Written task:
Images must not appear in your copy; reproduce every other part of the records exactly.

(Data records)
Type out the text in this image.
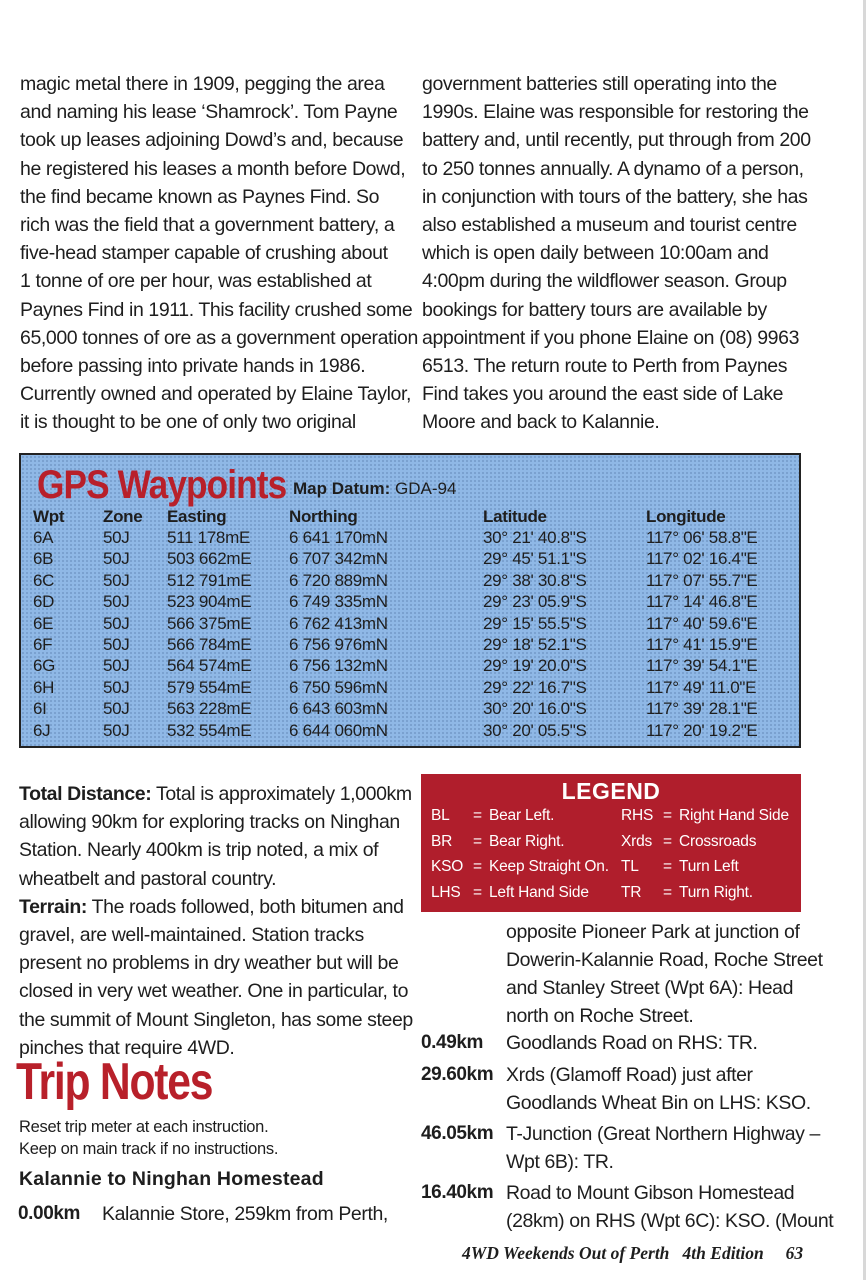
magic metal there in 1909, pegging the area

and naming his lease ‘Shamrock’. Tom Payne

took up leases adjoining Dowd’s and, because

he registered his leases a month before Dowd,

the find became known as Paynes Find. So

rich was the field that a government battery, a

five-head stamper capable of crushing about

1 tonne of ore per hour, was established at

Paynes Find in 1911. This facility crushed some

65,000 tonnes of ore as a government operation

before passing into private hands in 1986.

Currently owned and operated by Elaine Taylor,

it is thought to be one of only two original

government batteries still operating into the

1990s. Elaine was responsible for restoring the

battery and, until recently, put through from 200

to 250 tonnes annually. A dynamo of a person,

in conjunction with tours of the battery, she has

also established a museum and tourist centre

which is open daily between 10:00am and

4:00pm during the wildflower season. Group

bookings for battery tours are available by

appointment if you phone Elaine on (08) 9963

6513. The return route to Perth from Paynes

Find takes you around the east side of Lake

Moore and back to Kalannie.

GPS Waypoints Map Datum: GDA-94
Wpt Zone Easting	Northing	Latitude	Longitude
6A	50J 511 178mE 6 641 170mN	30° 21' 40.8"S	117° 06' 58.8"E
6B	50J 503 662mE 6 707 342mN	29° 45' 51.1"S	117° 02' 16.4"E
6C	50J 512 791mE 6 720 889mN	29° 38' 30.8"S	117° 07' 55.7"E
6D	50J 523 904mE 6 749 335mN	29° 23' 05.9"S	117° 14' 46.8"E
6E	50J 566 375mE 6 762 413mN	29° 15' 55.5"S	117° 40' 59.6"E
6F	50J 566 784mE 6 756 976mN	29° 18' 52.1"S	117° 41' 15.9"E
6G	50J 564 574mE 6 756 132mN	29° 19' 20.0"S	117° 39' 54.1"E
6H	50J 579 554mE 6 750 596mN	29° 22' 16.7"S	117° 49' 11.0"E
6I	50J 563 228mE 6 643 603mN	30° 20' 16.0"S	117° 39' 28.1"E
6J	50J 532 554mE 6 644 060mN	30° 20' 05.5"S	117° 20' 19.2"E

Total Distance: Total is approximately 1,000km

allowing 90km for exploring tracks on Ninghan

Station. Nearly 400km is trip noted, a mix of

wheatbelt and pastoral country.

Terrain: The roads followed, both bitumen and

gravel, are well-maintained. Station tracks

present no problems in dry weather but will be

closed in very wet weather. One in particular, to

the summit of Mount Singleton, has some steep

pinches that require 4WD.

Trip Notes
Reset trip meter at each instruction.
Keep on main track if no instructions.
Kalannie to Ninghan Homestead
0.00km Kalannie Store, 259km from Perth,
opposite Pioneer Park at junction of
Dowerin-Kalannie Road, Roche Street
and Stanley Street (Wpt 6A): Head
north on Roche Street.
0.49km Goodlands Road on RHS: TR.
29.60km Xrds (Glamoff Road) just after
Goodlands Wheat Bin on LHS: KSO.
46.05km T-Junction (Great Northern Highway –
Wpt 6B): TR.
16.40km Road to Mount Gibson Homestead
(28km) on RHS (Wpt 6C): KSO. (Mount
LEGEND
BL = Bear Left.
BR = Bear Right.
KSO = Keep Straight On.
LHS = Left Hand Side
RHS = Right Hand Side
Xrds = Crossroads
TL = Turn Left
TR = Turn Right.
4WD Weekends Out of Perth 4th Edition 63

Result of this exercise:
Type out the text in this image.
magic metal there in 1909, pegging the area

and naming his lease ‘Shamrock’. Tom Payne

took up leases adjoining Dowd’s and, because

he registered his leases a month before Dowd,

the find became known as Paynes Find. So

rich was the field that a government battery, a

five-head stamper capable of crushing about

1 tonne of ore per hour, was established at

Paynes Find in 1911. This facility crushed some

65,000 tonnes of ore as a government operation

before passing into private hands in 1986.

Currently owned and operated by Elaine Taylor,

it is thought to be one of only two original

government batteries still operating into the

1990s. Elaine was responsible for restoring the

battery and, until recently, put through from 200

to 250 tonnes annually. A dynamo of a person,

in conjunction with tours of the battery, she has

also established a museum and tourist centre

which is open daily between 10:00am and

4:00pm during the wildflower season. Group

bookings for battery tours are available by

appointment if you phone Elaine on (08) 9963

6513. The return route to Perth from Paynes

Find takes you around the east side of Lake

Moore and back to Kalannie.

GPS Waypoints Map Datum: GDA-94
Wpt Zone Easting	Northing	Latitude	Longitude
6A	50J 511 178mE 6 641 170mN	30° 21' 40.8"S	117° 06' 58.8"E
6B	50J 503 662mE 6 707 342mN	29° 45' 51.1"S	117° 02' 16.4"E
6C	50J 512 791mE 6 720 889mN	29° 38' 30.8"S	117° 07' 55.7"E
6D	50J 523 904mE 6 749 335mN	29° 23' 05.9"S	117° 14' 46.8"E
6E	50J 566 375mE 6 762 413mN	29° 15' 55.5"S	117° 40' 59.6"E
6F	50J 566 784mE 6 756 976mN	29° 18' 52.1"S	117° 41' 15.9"E
6G	50J 564 574mE 6 756 132mN	29° 19' 20.0"S	117° 39' 54.1"E
6H	50J 579 554mE 6 750 596mN	29° 22' 16.7"S	117° 49' 11.0"E
6I	50J 563 228mE 6 643 603mN	30° 20' 16.0"S	117° 39' 28.1"E
6J	50J 532 554mE 6 644 060mN	30° 20' 05.5"S	117° 20' 19.2"E

Total Distance: Total is approximately 1,000km

allowing 90km for exploring tracks on Ninghan

Station. Nearly 400km is trip noted, a mix of

wheatbelt and pastoral country.

Terrain: The roads followed, both bitumen and

gravel, are well-maintained. Station tracks

present no problems in dry weather but will be

closed in very wet weather. One in particular, to

the summit of Mount Singleton, has some steep

pinches that require 4WD.

Trip Notes
Reset trip meter at each instruction.
Keep on main track if no instructions.
Kalannie to Ninghan Homestead
0.00km Kalannie Store, 259km from Perth,
opposite Pioneer Park at junction of
Dowerin-Kalannie Road, Roche Street
and Stanley Street (Wpt 6A): Head
north on Roche Street.
0.49km Goodlands Road on RHS: TR.
29.60km Xrds (Glamoff Road) just after
Goodlands Wheat Bin on LHS: KSO.
46.05km T-Junction (Great Northern Highway –
Wpt 6B): TR.
16.40km Road to Mount Gibson Homestead
(28km) on RHS (Wpt 6C): KSO. (Mount
LEGEND
BL = Bear Left.
BR = Bear Right.
KSO = Keep Straight On.
LHS = Left Hand Side
RHS = Right Hand Side
Xrds = Crossroads
TL = Turn Left
TR = Turn Right.
4WD Weekends Out of Perth 4th Edition 63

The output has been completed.